Element placement data:
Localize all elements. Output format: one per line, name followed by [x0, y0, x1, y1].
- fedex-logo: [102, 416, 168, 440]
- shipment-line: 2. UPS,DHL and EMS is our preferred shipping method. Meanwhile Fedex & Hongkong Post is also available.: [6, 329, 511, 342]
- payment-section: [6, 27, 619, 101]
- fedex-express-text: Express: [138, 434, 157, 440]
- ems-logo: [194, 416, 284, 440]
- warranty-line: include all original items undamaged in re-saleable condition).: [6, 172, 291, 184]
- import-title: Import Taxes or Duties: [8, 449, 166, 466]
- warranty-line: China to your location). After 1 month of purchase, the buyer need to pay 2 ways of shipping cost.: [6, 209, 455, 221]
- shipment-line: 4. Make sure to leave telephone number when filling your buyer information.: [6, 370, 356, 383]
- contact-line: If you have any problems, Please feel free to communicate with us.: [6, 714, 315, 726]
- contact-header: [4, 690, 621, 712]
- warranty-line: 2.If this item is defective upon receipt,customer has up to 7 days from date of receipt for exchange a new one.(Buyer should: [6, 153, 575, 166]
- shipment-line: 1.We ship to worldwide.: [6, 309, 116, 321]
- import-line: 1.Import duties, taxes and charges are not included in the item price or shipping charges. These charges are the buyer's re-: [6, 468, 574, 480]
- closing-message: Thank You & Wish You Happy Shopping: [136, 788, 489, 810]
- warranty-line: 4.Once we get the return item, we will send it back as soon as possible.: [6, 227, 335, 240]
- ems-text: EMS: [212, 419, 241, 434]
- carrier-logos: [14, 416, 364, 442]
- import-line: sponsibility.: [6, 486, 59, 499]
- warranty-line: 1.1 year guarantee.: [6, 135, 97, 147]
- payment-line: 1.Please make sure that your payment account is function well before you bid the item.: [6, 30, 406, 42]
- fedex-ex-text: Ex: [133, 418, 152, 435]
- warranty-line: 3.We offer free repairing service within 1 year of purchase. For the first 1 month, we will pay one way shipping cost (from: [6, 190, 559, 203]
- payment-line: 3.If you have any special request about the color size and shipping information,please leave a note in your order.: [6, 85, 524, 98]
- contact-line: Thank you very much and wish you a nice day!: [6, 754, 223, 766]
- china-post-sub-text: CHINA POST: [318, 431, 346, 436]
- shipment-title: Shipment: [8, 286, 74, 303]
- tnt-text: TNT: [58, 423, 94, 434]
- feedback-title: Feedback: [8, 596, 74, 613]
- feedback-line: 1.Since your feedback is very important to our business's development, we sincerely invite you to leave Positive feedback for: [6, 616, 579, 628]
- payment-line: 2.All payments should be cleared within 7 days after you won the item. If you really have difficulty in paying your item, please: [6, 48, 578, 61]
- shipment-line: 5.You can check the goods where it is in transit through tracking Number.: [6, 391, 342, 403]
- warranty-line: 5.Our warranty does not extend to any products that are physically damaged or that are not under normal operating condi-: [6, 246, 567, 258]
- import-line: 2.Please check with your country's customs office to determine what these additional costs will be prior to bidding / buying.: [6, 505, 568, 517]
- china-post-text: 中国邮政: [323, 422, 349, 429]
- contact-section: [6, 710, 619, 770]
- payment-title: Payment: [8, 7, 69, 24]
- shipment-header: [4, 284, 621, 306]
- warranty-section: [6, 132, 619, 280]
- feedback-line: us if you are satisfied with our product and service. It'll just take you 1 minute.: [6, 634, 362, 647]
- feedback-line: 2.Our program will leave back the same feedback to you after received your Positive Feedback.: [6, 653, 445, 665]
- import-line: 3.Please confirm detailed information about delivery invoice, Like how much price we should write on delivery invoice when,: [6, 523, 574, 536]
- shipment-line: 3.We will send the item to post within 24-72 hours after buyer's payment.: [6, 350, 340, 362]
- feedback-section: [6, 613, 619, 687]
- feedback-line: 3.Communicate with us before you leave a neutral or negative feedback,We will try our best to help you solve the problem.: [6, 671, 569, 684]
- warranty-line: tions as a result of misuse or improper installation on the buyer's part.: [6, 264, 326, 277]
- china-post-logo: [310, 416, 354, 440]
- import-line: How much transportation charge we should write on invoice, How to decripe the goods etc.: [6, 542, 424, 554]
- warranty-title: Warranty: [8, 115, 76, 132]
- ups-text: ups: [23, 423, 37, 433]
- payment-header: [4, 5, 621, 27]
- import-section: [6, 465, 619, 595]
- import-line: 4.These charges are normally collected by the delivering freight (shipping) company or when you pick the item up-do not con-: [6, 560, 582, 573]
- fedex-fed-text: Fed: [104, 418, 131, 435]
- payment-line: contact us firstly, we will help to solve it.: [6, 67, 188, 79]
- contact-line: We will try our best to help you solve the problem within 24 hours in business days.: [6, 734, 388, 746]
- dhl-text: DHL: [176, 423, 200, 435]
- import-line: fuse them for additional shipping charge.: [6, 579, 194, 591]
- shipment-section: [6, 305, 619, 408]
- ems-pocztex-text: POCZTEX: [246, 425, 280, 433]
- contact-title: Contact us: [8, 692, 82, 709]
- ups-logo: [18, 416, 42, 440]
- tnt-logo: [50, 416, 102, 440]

» Your goal: Recast every line of the listing above as a numbered list, omitting any blank lines.

» Final result:
1. Localize all elements. Output format: one per line, name followed by [x0, y0, x1, y1].
2. - fedex-logo: [102, 416, 168, 440]
3. - shipment-line: 2. UPS,DHL and EMS is our preferred shipping method. Meanwhile Fedex & Hongkong Post is also available.: [6, 329, 511, 342]
4. - payment-section: [6, 27, 619, 101]
5. - fedex-express-text: Express: [138, 434, 157, 440]
6. - ems-logo: [194, 416, 284, 440]
7. - warranty-line: include all original items undamaged in re-saleable condition).: [6, 172, 291, 184]
8. - import-title: Import Taxes or Duties: [8, 449, 166, 466]
9. - warranty-line: China to your location). After 1 month of purchase, the buyer need to pay 2 ways of shipping cost.: [6, 209, 455, 221]
10. - shipment-line: 4. Make sure to leave telephone number when filling your buyer information.: [6, 370, 356, 383]
11. - contact-line: If you have any problems, Please feel free to communicate with us.: [6, 714, 315, 726]
12. - contact-header: [4, 690, 621, 712]
13. - warranty-line: 2.If this item is defective upon receipt,customer has up to 7 days from date of receipt for exchange a new one.(Buyer should: [6, 153, 575, 166]
14. - shipment-line: 1.We ship to worldwide.: [6, 309, 116, 321]
15. - import-line: 1.Import duties, taxes and charges are not included in the item price or shipping charges. These charges are the buyer's re-: [6, 468, 574, 480]
16. - closing-message: Thank You & Wish You Happy Shopping: [136, 788, 489, 810]
17. - warranty-line: 4.Once we get the return item, we will send it back as soon as possible.: [6, 227, 335, 240]
18. - ems-text: EMS: [212, 419, 241, 434]
19. - carrier-logos: [14, 416, 364, 442]
20. - import-line: sponsibility.: [6, 486, 59, 499]
21. - warranty-line: 1.1 year guarantee.: [6, 135, 97, 147]
22. - payment-line: 1.Please make sure that your payment account is function well before you bid the item.: [6, 30, 406, 42]
23. - fedex-ex-text: Ex: [133, 418, 152, 435]
24. - warranty-line: 3.We offer free repairing service within 1 year of purchase. For the first 1 month, we will pay one way shipping cost (from: [6, 190, 559, 203]
25. - payment-line: 3.If you have any special request about the color size and shipping information,please leave a note in your order.: [6, 85, 524, 98]
26. - contact-line: Thank you very much and wish you a nice day!: [6, 754, 223, 766]
27. - china-post-sub-text: CHINA POST: [318, 431, 346, 436]
28. - shipment-title: Shipment: [8, 286, 74, 303]
29. - tnt-text: TNT: [58, 423, 94, 434]
30. - feedback-title: Feedback: [8, 596, 74, 613]
31. - feedback-line: 1.Since your feedback is very important to our business's development, we sincerely invite you to leave Positive feedback for: [6, 616, 579, 628]
32. - payment-line: 2.All payments should be cleared within 7 days after you won the item. If you really have difficulty in paying your item, please: [6, 48, 578, 61]
33. - shipment-line: 5.You can check the goods where it is in transit through tracking Number.: [6, 391, 342, 403]
34. - warranty-line: 5.Our warranty does not extend to any products that are physically damaged or that are not under normal operating condi-: [6, 246, 567, 258]
35. - import-line: 2.Please check with your country's customs office to determine what these additional costs will be prior to bidding / buying.: [6, 505, 568, 517]
36. - china-post-text: 中国邮政: [323, 422, 349, 429]
37. - contact-section: [6, 710, 619, 770]
38. - payment-title: Payment: [8, 7, 69, 24]
39. - shipment-header: [4, 284, 621, 306]
40. - warranty-section: [6, 132, 619, 280]
41. - feedback-line: us if you are satisfied with our product and service. It'll just take you 1 minute.: [6, 634, 362, 647]
42. - feedback-line: 2.Our program will leave back the same feedback to you after received your Positive Feedback.: [6, 653, 445, 665]
43. - import-line: 3.Please confirm detailed information about delivery invoice, Like how much price we should write on delivery invoice when,: [6, 523, 574, 536]
44. - shipment-line: 3.We will send the item to post within 24-72 hours after buyer's payment.: [6, 350, 340, 362]
45. - feedback-section: [6, 613, 619, 687]
46. - feedback-line: 3.Communicate with us before you leave a neutral or negative feedback,We will try our best to help you solve the problem.: [6, 671, 569, 684]
47. - warranty-line: tions as a result of misuse or improper installation on the buyer's part.: [6, 264, 326, 277]
48. - china-post-logo: [310, 416, 354, 440]
49. - import-line: How much transportation charge we should write on invoice, How to decripe the goods etc.: [6, 542, 424, 554]
50. - warranty-title: Warranty: [8, 115, 76, 132]
51. - ups-text: ups: [23, 423, 37, 433]
52. - payment-header: [4, 5, 621, 27]
53. - import-section: [6, 465, 619, 595]
54. - import-line: 4.These charges are normally collected by the delivering freight (shipping) company or when you pick the item up-do not con-: [6, 560, 582, 573]
55. - fedex-fed-text: Fed: [104, 418, 131, 435]
56. - payment-line: contact us firstly, we will help to solve it.: [6, 67, 188, 79]
57. - contact-line: We will try our best to help you solve the problem within 24 hours in business days.: [6, 734, 388, 746]
58. - dhl-text: DHL: [176, 423, 200, 435]
59. - import-line: fuse them for additional shipping charge.: [6, 579, 194, 591]
60. - shipment-section: [6, 305, 619, 408]
61. - ems-pocztex-text: POCZTEX: [246, 425, 280, 433]
62. - contact-title: Contact us: [8, 692, 82, 709]
63. - ups-logo: [18, 416, 42, 440]
64. - tnt-logo: [50, 416, 102, 440]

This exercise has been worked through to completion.